(Stated task)
Gather every line that includes the word "nDifficulty", please.

Entries with figure data:
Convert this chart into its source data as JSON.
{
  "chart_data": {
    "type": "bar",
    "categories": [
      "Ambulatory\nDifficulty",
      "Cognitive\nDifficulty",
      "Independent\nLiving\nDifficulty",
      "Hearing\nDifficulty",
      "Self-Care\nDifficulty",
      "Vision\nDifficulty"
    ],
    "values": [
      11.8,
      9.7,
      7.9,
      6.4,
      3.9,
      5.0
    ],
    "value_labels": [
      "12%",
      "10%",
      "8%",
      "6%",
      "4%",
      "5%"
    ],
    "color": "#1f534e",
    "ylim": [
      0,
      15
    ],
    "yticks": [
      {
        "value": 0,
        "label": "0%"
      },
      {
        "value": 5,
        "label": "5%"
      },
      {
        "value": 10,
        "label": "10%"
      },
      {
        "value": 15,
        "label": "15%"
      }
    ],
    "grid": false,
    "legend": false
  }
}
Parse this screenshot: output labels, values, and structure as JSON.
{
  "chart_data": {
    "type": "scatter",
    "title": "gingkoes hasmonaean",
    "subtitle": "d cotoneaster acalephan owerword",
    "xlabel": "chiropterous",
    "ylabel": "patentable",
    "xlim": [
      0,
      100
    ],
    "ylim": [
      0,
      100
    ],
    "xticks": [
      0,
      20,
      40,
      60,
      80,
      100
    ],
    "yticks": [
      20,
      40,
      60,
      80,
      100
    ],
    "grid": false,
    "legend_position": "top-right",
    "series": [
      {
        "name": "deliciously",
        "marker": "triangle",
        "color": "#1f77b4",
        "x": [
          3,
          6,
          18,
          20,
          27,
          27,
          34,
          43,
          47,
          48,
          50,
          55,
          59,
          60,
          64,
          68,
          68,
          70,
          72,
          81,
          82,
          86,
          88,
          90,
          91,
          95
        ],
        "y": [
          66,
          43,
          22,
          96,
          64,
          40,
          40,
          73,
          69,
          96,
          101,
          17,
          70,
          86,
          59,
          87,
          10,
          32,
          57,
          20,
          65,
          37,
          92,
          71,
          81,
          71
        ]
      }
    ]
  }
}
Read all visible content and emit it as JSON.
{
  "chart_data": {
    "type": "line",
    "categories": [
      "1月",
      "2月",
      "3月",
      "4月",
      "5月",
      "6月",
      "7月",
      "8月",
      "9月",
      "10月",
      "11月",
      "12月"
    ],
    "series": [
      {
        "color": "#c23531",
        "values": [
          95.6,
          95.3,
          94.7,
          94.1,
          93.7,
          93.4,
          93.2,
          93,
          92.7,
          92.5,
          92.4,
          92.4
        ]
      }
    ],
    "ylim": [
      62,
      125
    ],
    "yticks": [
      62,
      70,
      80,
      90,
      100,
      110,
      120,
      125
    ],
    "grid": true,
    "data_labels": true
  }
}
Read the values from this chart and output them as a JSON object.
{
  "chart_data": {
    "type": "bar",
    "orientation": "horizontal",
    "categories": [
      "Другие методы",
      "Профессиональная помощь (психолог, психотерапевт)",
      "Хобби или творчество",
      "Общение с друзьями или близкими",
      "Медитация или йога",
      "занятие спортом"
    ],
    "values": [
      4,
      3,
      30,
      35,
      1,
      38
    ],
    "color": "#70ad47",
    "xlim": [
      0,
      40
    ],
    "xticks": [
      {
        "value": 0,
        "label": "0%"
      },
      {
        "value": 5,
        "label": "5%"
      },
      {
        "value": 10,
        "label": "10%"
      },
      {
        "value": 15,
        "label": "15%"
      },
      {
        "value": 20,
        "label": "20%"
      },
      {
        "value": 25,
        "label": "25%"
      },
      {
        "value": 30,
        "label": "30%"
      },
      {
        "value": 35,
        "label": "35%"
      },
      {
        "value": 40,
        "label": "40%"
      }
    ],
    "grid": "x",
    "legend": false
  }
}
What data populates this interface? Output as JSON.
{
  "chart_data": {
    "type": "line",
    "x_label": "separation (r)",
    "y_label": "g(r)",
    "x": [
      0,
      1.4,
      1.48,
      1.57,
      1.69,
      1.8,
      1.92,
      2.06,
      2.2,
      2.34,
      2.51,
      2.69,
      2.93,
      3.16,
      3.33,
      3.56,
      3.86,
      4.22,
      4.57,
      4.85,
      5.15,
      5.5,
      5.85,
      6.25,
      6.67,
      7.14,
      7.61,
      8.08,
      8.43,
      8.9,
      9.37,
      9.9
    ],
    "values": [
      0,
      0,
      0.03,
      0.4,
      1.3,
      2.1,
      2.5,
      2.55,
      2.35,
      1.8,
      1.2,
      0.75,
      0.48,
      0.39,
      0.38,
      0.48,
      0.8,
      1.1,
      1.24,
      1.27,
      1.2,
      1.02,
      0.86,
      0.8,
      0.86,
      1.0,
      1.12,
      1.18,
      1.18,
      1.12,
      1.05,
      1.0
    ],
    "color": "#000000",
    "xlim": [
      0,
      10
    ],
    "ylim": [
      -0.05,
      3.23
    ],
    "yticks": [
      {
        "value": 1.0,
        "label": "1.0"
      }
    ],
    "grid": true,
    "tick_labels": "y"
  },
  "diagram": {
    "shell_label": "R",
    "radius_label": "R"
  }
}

(Complete response)
      "Ambulatory\nDifficulty",
      "Cognitive\nDifficulty",
      "Independent\nLiving\nDifficulty",
      "Hearing\nDifficulty",
      "Self-Care\nDifficulty",
      "Vision\nDifficulty"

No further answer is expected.